== Extracted records ==
• • •

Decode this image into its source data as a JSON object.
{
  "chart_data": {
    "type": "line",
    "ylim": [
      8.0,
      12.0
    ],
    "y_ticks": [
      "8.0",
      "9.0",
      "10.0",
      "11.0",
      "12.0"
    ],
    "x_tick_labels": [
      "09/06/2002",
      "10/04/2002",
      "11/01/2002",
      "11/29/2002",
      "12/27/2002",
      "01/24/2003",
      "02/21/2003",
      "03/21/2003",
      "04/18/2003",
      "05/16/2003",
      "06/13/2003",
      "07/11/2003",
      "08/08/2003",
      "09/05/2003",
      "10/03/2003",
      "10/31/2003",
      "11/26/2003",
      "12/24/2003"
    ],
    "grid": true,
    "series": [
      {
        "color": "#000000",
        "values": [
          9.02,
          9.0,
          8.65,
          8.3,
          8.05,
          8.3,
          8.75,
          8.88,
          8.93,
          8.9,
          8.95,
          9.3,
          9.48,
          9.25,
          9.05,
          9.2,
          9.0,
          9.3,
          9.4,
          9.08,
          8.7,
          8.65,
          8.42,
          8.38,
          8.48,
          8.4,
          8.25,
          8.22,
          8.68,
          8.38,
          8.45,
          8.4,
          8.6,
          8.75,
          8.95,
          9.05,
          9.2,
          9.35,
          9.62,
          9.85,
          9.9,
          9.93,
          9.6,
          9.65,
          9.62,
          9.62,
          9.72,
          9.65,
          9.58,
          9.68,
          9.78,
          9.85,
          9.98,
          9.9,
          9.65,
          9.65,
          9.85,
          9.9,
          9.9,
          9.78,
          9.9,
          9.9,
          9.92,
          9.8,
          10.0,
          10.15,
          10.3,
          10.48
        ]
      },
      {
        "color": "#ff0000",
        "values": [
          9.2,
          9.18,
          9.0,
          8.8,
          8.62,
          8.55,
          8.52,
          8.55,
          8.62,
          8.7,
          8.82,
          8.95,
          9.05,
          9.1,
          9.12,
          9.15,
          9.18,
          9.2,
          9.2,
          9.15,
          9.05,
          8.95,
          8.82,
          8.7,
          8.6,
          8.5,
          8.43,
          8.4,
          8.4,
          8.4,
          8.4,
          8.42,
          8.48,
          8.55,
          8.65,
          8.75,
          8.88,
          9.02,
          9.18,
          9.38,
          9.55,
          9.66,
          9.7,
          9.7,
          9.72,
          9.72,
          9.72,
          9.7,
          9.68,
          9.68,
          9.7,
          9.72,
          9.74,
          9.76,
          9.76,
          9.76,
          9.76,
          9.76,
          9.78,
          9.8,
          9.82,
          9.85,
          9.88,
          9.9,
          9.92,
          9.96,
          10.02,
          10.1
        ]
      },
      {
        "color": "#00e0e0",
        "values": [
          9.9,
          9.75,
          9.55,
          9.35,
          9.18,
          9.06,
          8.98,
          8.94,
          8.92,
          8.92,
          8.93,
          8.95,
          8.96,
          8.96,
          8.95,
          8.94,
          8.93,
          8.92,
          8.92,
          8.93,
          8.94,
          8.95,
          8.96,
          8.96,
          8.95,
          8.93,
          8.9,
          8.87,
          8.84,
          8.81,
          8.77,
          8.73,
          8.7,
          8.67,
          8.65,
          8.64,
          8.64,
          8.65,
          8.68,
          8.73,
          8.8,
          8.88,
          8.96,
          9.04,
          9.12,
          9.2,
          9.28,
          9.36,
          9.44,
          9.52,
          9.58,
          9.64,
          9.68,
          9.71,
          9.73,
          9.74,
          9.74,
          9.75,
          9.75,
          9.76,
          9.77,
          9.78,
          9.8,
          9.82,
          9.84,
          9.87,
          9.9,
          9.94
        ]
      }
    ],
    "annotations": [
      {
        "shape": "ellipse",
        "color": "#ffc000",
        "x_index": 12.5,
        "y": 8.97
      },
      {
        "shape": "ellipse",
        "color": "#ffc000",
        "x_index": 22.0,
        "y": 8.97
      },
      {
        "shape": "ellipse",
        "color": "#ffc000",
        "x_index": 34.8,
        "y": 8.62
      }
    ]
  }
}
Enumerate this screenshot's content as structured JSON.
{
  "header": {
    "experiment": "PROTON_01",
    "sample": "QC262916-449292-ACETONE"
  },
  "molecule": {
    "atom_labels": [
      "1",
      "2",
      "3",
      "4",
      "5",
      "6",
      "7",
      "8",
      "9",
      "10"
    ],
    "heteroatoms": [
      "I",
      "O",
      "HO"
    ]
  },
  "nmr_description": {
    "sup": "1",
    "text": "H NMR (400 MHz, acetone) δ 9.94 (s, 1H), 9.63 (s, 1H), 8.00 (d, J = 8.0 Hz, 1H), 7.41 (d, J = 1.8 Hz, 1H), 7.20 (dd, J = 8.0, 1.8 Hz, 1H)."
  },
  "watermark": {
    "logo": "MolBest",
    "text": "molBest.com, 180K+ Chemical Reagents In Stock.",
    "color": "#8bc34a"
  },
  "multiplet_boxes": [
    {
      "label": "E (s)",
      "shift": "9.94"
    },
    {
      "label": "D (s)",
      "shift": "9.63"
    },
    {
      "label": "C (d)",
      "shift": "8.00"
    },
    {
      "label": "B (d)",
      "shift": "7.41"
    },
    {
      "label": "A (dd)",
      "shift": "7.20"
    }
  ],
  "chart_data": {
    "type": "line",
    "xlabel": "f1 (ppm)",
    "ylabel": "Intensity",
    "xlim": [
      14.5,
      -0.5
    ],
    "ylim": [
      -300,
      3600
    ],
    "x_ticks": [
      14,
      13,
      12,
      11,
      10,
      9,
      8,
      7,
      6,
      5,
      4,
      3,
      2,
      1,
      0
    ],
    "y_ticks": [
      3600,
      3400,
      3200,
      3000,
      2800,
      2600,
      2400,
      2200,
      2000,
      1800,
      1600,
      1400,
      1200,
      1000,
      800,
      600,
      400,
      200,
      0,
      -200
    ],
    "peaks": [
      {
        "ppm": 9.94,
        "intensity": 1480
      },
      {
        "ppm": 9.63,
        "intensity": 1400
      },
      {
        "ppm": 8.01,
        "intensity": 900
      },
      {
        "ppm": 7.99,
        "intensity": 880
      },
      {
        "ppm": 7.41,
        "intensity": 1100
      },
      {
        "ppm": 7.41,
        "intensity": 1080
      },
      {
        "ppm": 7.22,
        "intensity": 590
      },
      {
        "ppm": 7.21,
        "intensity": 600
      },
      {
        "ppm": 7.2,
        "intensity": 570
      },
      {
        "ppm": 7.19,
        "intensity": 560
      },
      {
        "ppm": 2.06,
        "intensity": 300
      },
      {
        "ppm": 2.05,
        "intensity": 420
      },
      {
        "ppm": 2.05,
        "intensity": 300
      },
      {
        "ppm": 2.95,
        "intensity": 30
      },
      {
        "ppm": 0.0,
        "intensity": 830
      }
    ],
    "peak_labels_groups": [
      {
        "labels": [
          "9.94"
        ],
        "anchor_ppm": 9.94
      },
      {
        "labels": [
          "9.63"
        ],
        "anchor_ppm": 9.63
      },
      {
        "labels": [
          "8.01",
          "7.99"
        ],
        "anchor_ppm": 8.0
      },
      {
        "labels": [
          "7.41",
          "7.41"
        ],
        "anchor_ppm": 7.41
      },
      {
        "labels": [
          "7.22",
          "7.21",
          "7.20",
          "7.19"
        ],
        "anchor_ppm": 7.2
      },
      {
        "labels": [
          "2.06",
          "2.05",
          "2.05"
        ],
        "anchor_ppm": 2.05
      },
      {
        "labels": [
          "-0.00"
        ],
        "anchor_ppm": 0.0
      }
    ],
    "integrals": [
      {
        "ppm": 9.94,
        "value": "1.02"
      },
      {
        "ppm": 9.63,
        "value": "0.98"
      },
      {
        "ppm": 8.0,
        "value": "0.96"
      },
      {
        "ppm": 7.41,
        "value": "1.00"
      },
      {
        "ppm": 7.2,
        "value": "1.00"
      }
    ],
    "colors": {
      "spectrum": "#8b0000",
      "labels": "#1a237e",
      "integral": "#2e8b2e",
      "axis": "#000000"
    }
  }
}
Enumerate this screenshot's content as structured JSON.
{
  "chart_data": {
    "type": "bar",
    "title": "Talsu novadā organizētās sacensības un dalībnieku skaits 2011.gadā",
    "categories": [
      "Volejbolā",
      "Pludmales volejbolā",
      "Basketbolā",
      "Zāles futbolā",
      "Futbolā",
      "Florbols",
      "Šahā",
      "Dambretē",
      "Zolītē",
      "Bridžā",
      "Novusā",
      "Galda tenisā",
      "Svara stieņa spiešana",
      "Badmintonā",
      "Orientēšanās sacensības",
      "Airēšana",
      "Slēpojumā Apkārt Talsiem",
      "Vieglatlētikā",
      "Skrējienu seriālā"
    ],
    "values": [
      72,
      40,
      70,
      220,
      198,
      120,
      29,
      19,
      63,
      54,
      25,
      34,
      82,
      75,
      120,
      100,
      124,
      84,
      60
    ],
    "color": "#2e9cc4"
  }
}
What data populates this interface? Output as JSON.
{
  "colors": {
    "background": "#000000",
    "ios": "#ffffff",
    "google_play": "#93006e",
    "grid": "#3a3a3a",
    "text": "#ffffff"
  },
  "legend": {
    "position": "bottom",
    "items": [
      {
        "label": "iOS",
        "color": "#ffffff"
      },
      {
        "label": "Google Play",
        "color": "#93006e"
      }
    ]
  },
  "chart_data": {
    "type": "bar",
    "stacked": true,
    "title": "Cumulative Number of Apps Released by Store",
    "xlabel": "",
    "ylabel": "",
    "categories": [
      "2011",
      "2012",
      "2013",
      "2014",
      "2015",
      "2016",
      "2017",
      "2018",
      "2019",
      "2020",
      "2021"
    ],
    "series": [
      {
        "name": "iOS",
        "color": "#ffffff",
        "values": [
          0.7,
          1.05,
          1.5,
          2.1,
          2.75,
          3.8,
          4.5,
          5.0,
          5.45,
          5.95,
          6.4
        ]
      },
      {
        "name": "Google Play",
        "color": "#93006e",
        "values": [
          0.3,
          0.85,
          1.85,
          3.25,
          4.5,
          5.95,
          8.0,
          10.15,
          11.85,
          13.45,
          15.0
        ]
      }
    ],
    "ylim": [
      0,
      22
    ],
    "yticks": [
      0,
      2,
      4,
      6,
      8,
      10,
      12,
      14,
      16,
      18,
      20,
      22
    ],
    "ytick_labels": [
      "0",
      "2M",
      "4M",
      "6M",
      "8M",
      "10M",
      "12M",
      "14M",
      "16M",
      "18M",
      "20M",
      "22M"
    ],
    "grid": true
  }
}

• • •

== Problem description ==
For each line in the data above that contains the string "ffffff", extract the line.

== Result for this task ==
    "ios": "#ffffff",
    "text": "#ffffff"
        "color": "#ffffff"
        "color": "#ffffff",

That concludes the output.